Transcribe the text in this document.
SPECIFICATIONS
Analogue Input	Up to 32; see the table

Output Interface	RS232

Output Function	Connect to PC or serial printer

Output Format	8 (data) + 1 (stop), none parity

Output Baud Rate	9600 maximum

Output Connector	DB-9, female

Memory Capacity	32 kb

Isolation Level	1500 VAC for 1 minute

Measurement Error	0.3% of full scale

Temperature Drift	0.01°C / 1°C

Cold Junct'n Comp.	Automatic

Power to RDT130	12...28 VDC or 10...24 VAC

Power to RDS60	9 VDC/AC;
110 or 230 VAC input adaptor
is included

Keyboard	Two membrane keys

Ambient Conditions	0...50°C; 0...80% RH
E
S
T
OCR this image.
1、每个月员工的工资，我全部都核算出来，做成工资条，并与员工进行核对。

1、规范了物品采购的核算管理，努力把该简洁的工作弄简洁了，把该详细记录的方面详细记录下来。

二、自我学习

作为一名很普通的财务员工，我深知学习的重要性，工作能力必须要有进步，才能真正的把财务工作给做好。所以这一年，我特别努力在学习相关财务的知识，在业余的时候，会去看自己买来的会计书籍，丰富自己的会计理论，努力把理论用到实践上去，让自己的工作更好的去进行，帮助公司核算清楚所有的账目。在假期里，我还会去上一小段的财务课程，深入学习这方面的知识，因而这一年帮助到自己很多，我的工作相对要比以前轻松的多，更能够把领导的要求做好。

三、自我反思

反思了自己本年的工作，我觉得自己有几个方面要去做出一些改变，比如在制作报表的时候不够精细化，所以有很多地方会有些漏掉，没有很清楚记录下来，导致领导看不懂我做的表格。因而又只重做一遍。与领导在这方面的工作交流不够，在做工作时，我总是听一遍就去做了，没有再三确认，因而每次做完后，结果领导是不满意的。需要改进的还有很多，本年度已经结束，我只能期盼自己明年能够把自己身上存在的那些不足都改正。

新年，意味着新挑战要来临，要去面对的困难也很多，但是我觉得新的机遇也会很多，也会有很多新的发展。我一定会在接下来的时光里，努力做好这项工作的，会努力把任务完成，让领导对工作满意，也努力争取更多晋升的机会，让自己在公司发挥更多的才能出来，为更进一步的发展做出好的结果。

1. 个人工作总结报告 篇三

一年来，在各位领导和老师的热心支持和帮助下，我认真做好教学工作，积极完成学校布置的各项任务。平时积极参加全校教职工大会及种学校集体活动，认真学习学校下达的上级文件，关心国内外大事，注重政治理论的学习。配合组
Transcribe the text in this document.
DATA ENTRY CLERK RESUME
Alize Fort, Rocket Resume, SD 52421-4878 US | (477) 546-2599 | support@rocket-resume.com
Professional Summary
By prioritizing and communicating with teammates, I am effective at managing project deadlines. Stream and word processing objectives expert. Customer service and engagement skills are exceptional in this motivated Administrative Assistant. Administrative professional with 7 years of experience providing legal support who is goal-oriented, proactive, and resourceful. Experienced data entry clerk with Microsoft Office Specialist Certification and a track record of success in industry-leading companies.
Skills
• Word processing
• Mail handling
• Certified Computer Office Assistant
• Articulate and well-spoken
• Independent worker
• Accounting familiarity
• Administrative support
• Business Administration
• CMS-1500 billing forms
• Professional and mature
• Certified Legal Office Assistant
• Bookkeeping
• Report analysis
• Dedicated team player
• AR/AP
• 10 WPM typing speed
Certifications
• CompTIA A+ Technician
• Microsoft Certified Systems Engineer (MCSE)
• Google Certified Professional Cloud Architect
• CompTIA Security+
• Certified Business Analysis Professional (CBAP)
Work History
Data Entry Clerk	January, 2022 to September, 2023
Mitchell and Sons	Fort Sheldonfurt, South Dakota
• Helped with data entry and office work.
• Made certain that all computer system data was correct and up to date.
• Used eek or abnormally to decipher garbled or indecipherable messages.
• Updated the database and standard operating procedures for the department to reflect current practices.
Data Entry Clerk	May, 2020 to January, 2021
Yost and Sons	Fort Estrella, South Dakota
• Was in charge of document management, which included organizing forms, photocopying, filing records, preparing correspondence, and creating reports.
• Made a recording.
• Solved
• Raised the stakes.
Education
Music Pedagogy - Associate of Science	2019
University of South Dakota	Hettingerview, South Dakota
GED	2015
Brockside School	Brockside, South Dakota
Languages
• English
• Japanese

——————

# Aim
Each record above should be repeated exactly as it appears.

# Exercise result
Transcribe the text in this document.
SPECIFICATIONS
Analogue Input	Up to 32; see the table

Output Interface	RS232

Output Function	Connect to PC or serial printer

Output Format	8 (data) + 1 (stop), none parity

Output Baud Rate	9600 maximum

Output Connector	DB-9, female

Memory Capacity	32 kb

Isolation Level	1500 VAC for 1 minute

Measurement Error	0.3% of full scale

Temperature Drift	0.01°C / 1°C

Cold Junct'n Comp.	Automatic

Power to RDT130	12...28 VDC or 10...24 VAC

Power to RDS60	9 VDC/AC;
110 or 230 VAC input adaptor
is included

Keyboard	Two membrane keys

Ambient Conditions	0...50°C; 0...80% RH
E
S
T
OCR this image.
1、每个月员工的工资，我全部都核算出来，做成工资条，并与员工进行核对。

1、规范了物品采购的核算管理，努力把该简洁的工作弄简洁了，把该详细记录的方面详细记录下来。

二、自我学习

作为一名很普通的财务员工，我深知学习的重要性，工作能力必须要有进步，才能真正的把财务工作给做好。所以这一年，我特别努力在学习相关财务的知识，在业余的时候，会去看自己买来的会计书籍，丰富自己的会计理论，努力把理论用到实践上去，让自己的工作更好的去进行，帮助公司核算清楚所有的账目。在假期里，我还会去上一小段的财务课程，深入学习这方面的知识，因而这一年帮助到自己很多，我的工作相对要比以前轻松的多，更能够把领导的要求做好。

三、自我反思

反思了自己本年的工作，我觉得自己有几个方面要去做出一些改变，比如在制作报表的时候不够精细化，所以有很多地方会有些漏掉，没有很清楚记录下来，导致领导看不懂我做的表格。因而又只重做一遍。与领导在这方面的工作交流不够，在做工作时，我总是听一遍就去做了，没有再三确认，因而每次做完后，结果领导是不满意的。需要改进的还有很多，本年度已经结束，我只能期盼自己明年能够把自己身上存在的那些不足都改正。

新年，意味着新挑战要来临，要去面对的困难也很多，但是我觉得新的机遇也会很多，也会有很多新的发展。我一定会在接下来的时光里，努力做好这项工作的，会努力把任务完成，让领导对工作满意，也努力争取更多晋升的机会，让自己在公司发挥更多的才能出来，为更进一步的发展做出好的结果。

1. 个人工作总结报告 篇三

一年来，在各位领导和老师的热心支持和帮助下，我认真做好教学工作，积极完成学校布置的各项任务。平时积极参加全校教职工大会及种学校集体活动，认真学习学校下达的上级文件，关心国内外大事，注重政治理论的学习。配合组
Transcribe the text in this document.
DATA ENTRY CLERK RESUME
Alize Fort, Rocket Resume, SD 52421-4878 US | (477) 546-2599 | support@rocket-resume.com
Professional Summary
By prioritizing and communicating with teammates, I am effective at managing project deadlines. Stream and word processing objectives expert. Customer service and engagement skills are exceptional in this motivated Administrative Assistant. Administrative professional with 7 years of experience providing legal support who is goal-oriented, proactive, and resourceful. Experienced data entry clerk with Microsoft Office Specialist Certification and a track record of success in industry-leading companies.
Skills
• Word processing
• Mail handling
• Certified Computer Office Assistant
• Articulate and well-spoken
• Independent worker
• Accounting familiarity
• Administrative support
• Business Administration
• CMS-1500 billing forms
• Professional and mature
• Certified Legal Office Assistant
• Bookkeeping
• Report analysis
• Dedicated team player
• AR/AP
• 10 WPM typing speed
Certifications
• CompTIA A+ Technician
• Microsoft Certified Systems Engineer (MCSE)
• Google Certified Professional Cloud Architect
• CompTIA Security+
• Certified Business Analysis Professional (CBAP)
Work History
Data Entry Clerk	January, 2022 to September, 2023
Mitchell and Sons	Fort Sheldonfurt, South Dakota
• Helped with data entry and office work.
• Made certain that all computer system data was correct and up to date.
• Used eek or abnormally to decipher garbled or indecipherable messages.
• Updated the database and standard operating procedures for the department to reflect current practices.
Data Entry Clerk	May, 2020 to January, 2021
Yost and Sons	Fort Estrella, South Dakota
• Was in charge of document management, which included organizing forms, photocopying, filing records, preparing correspondence, and creating reports.
• Made a recording.
• Solved
• Raised the stakes.
Education
Music Pedagogy - Associate of Science	2019
University of South Dakota	Hettingerview, South Dakota
GED	2015
Brockside School	Brockside, South Dakota
Languages
• English
• Japanese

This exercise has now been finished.